* Aim of the exercise
Can you output the records below exactly as they are written?

* Information
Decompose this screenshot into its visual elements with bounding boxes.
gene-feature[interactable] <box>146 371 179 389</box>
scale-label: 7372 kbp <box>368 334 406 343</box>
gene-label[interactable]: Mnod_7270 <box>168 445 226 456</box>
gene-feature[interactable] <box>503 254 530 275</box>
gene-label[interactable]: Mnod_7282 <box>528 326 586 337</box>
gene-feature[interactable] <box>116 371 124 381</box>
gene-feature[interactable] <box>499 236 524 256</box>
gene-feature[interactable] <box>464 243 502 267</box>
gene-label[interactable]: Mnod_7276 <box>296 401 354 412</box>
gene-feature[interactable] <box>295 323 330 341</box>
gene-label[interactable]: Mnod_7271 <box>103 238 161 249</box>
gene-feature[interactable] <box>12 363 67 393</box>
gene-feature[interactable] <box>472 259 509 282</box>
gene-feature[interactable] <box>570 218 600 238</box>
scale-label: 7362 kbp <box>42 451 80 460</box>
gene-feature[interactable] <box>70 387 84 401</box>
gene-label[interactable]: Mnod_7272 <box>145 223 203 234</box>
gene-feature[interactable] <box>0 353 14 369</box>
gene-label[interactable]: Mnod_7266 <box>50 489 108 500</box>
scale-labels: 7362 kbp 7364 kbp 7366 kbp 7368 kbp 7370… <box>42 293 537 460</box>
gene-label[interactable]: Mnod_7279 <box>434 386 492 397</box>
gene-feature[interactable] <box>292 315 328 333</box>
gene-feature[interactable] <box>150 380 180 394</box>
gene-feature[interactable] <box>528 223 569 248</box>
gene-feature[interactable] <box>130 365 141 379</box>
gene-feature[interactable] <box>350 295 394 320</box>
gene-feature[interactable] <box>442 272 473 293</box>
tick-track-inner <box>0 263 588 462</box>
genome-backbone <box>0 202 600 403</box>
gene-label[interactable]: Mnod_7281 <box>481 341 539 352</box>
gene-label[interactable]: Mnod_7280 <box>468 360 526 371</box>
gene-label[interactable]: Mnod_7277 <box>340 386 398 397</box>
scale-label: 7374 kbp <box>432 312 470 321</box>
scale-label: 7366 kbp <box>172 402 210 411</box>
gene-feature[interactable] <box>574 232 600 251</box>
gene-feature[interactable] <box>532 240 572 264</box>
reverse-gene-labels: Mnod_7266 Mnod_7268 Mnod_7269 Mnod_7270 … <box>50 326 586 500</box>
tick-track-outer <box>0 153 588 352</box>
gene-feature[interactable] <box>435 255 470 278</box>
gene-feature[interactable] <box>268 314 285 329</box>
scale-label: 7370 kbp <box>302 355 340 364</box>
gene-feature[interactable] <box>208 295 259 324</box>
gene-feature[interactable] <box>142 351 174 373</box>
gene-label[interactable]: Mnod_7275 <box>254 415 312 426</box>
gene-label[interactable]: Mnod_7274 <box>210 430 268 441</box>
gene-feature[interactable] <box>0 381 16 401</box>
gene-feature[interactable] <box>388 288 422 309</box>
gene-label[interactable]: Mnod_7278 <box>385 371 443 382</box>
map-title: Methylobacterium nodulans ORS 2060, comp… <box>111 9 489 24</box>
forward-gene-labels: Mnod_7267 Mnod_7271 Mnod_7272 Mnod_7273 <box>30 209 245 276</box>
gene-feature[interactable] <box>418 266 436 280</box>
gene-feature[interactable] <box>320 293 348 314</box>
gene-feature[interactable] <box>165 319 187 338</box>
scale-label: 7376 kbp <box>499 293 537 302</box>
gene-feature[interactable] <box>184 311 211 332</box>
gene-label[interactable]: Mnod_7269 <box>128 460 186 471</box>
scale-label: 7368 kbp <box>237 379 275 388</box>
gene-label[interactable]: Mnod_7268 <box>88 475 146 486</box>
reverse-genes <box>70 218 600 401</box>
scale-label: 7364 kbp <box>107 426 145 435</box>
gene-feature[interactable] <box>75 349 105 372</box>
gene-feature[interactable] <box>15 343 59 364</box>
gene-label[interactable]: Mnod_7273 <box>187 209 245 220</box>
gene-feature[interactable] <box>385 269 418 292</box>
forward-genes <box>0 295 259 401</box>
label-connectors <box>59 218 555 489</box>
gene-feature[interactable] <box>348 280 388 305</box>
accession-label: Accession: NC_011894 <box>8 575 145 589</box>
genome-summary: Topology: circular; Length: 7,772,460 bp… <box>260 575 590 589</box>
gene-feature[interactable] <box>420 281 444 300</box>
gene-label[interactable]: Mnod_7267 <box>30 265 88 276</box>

* Answer area
Decompose this screenshot into its visual elements with bounding boxes.
gene-feature[interactable] <box>146 371 179 389</box>
scale-label: 7372 kbp <box>368 334 406 343</box>
gene-label[interactable]: Mnod_7270 <box>168 445 226 456</box>
gene-feature[interactable] <box>503 254 530 275</box>
gene-label[interactable]: Mnod_7282 <box>528 326 586 337</box>
gene-feature[interactable] <box>116 371 124 381</box>
gene-feature[interactable] <box>499 236 524 256</box>
gene-feature[interactable] <box>464 243 502 267</box>
gene-label[interactable]: Mnod_7276 <box>296 401 354 412</box>
gene-feature[interactable] <box>295 323 330 341</box>
gene-label[interactable]: Mnod_7271 <box>103 238 161 249</box>
gene-feature[interactable] <box>12 363 67 393</box>
gene-feature[interactable] <box>472 259 509 282</box>
gene-feature[interactable] <box>570 218 600 238</box>
scale-label: 7362 kbp <box>42 451 80 460</box>
gene-feature[interactable] <box>70 387 84 401</box>
gene-label[interactable]: Mnod_7272 <box>145 223 203 234</box>
gene-feature[interactable] <box>0 353 14 369</box>
gene-label[interactable]: Mnod_7266 <box>50 489 108 500</box>
scale-labels: 7362 kbp 7364 kbp 7366 kbp 7368 kbp 7370… <box>42 293 537 460</box>
gene-label[interactable]: Mnod_7279 <box>434 386 492 397</box>
gene-feature[interactable] <box>292 315 328 333</box>
gene-feature[interactable] <box>150 380 180 394</box>
gene-feature[interactable] <box>528 223 569 248</box>
gene-feature[interactable] <box>130 365 141 379</box>
gene-feature[interactable] <box>350 295 394 320</box>
gene-feature[interactable] <box>442 272 473 293</box>
tick-track-inner <box>0 263 588 462</box>
genome-backbone <box>0 202 600 403</box>
gene-label[interactable]: Mnod_7281 <box>481 341 539 352</box>
gene-label[interactable]: Mnod_7280 <box>468 360 526 371</box>
gene-label[interactable]: Mnod_7277 <box>340 386 398 397</box>
scale-label: 7374 kbp <box>432 312 470 321</box>
scale-label: 7366 kbp <box>172 402 210 411</box>
gene-feature[interactable] <box>574 232 600 251</box>
gene-feature[interactable] <box>532 240 572 264</box>
reverse-gene-labels: Mnod_7266 Mnod_7268 Mnod_7269 Mnod_7270 … <box>50 326 586 500</box>
tick-track-outer <box>0 153 588 352</box>
gene-feature[interactable] <box>435 255 470 278</box>
gene-feature[interactable] <box>268 314 285 329</box>
scale-label: 7370 kbp <box>302 355 340 364</box>
gene-feature[interactable] <box>208 295 259 324</box>
gene-feature[interactable] <box>142 351 174 373</box>
gene-label[interactable]: Mnod_7275 <box>254 415 312 426</box>
gene-label[interactable]: Mnod_7274 <box>210 430 268 441</box>
gene-feature[interactable] <box>0 381 16 401</box>
gene-feature[interactable] <box>388 288 422 309</box>
gene-label[interactable]: Mnod_7278 <box>385 371 443 382</box>
map-title: Methylobacterium nodulans ORS 2060, comp… <box>111 9 489 24</box>
forward-gene-labels: Mnod_7267 Mnod_7271 Mnod_7272 Mnod_7273 <box>30 209 245 276</box>
gene-feature[interactable] <box>418 266 436 280</box>
gene-feature[interactable] <box>320 293 348 314</box>
gene-feature[interactable] <box>165 319 187 338</box>
scale-label: 7376 kbp <box>499 293 537 302</box>
gene-feature[interactable] <box>184 311 211 332</box>
gene-label[interactable]: Mnod_7269 <box>128 460 186 471</box>
scale-label: 7368 kbp <box>237 379 275 388</box>
gene-label[interactable]: Mnod_7268 <box>88 475 146 486</box>
reverse-genes <box>70 218 600 401</box>
scale-label: 7364 kbp <box>107 426 145 435</box>
gene-feature[interactable] <box>75 349 105 372</box>
gene-feature[interactable] <box>15 343 59 364</box>
gene-label[interactable]: Mnod_7273 <box>187 209 245 220</box>
gene-feature[interactable] <box>385 269 418 292</box>
forward-genes <box>0 295 259 401</box>
label-connectors <box>59 218 555 489</box>
gene-feature[interactable] <box>348 280 388 305</box>
accession-label: Accession: NC_011894 <box>8 575 145 589</box>
genome-summary: Topology: circular; Length: 7,772,460 bp… <box>260 575 590 589</box>
gene-feature[interactable] <box>420 281 444 300</box>
gene-label[interactable]: Mnod_7267 <box>30 265 88 276</box>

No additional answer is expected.